Passage shown:
======

The evil stain

It’s quite obvious that we have somehow fallen in the mud from which we were created. It suffices to admit that a natural law exists to appreciate to what extent is the human kind fulfilling it without coaction -fear or hope- in general terms. We can find this law in the common ground of the main religions of the world. My wife, an ex-Buddhist and a Christian nowadays, explained me about the five precepts that every normal man has to observe in her previous creed: 1) don’t kill life, 2) don’t steal, 3) don’t fornicate, 4) don’t lie and 5) don’t get drunk. The first four points depend on the last one, understood in a wide sense as keeping your consciousness against passion’s attack. This and infinite more, that is to say, every natural moral rule -she added- can be summarized in Christian love.

However, if we redefine the first precept as “don’t kill without a fair reason” (for instance, protecting an equal good that we cannot otherwise save), none of them is violated by beasts in most cases. That’s admirable and should move us to reflection: they are not rational, but they can satisfy a rational law. Never the less, we do it backwards from them, since we break the moral law continuously, and we would do it more often if there was no law or no custom forcing us to reconsider the benefits of being wicked.

Certainly, the stupid creatures slavered by us never make a war, and by the way not usually a war to death, but only for defending themselves from imminent dangers, fight with other predators in order to survive or rival with members of the same species when trying to get a female for later reproduction. They don’t love any food not coming from their work. There is no hypocrisy in their kind. They avoid vague sex and waste of energy produced by it. They despise every superfluous pleasure.

Thus, we can deduce that, knowing the existence of this eternal law that even beasts are experts with, and being aware of the man, the most rational creature walking on the Earth, infringing it as he was totally ignorant; in regard of the everlasting rule written in our heart that everyone can read, I say, we can infer that something obnubilates our intelligence and moral sense in a permanent way, preventing us of being faithful to it and naturally perfect.

======

Labeled region entries:
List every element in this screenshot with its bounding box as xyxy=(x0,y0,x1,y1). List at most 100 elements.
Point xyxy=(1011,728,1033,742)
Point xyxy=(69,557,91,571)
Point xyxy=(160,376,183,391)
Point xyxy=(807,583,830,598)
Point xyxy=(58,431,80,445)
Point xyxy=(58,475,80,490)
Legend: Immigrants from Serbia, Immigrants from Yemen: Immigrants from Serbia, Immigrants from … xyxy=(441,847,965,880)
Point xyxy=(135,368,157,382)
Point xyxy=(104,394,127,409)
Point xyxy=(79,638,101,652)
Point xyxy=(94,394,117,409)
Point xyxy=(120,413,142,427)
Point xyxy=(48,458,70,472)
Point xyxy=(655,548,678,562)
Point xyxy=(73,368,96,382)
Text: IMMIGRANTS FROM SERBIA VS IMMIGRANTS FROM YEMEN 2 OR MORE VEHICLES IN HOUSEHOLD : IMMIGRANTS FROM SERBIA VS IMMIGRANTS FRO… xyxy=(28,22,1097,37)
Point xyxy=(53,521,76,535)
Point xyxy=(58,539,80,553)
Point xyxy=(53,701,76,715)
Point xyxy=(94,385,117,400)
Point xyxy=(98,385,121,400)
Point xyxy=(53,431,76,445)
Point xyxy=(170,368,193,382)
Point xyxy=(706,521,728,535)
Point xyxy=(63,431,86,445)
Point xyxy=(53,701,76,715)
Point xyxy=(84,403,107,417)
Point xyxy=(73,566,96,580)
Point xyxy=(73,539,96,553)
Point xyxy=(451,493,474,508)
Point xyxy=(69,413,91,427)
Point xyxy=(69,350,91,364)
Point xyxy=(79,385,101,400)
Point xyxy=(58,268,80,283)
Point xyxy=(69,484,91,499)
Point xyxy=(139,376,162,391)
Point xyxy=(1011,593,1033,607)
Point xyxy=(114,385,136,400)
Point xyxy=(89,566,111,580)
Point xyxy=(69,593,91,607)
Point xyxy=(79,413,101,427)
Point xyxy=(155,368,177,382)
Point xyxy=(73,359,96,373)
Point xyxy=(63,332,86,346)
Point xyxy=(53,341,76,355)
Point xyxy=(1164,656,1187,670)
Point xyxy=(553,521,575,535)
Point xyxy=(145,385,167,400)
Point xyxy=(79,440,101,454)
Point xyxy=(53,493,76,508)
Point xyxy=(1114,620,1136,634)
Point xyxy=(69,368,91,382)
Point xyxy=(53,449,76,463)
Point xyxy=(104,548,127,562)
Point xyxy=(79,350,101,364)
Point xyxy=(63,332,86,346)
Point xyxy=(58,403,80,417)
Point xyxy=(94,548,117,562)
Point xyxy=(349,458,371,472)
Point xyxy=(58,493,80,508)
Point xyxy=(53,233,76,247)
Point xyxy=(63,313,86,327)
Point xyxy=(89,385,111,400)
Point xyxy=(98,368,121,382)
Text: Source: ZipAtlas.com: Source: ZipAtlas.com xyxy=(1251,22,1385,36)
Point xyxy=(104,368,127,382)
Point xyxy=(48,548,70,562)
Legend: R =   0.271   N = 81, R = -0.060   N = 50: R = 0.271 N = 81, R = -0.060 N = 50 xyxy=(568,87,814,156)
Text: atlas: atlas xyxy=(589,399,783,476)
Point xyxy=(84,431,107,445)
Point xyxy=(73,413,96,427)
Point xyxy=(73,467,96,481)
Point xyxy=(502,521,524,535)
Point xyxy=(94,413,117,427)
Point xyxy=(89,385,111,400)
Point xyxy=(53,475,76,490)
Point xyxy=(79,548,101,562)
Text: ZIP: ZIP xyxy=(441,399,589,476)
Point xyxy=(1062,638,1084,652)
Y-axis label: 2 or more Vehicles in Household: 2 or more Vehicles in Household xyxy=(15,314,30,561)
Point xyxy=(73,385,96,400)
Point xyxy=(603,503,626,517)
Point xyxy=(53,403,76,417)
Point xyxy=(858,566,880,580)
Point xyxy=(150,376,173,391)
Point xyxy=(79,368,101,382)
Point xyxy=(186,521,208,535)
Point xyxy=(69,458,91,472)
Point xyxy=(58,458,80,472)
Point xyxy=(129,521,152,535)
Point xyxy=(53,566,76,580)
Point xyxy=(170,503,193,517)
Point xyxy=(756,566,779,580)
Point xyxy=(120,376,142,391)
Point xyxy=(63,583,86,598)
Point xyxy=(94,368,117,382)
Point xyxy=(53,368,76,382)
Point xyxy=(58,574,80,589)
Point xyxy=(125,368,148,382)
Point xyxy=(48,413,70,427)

======

Given task:
Reproduce the essay "The evil stain" word for word from "However, if we" to "of being wicked.".

Written response:
However, if we redefine the first precept as “don’t kill without a fair reason” (for instance, protecting an equal good that we cannot otherwise save), none of them is violated by beasts in most cases. That’s admirable and should move us to reflection: they are not rational, but they can satisfy a rational law. Never the less, we do it backwards from them, since we break the moral law continuously, and we would do it more often if there was no law or no custom forcing us to reconsider the benefits of being wicked.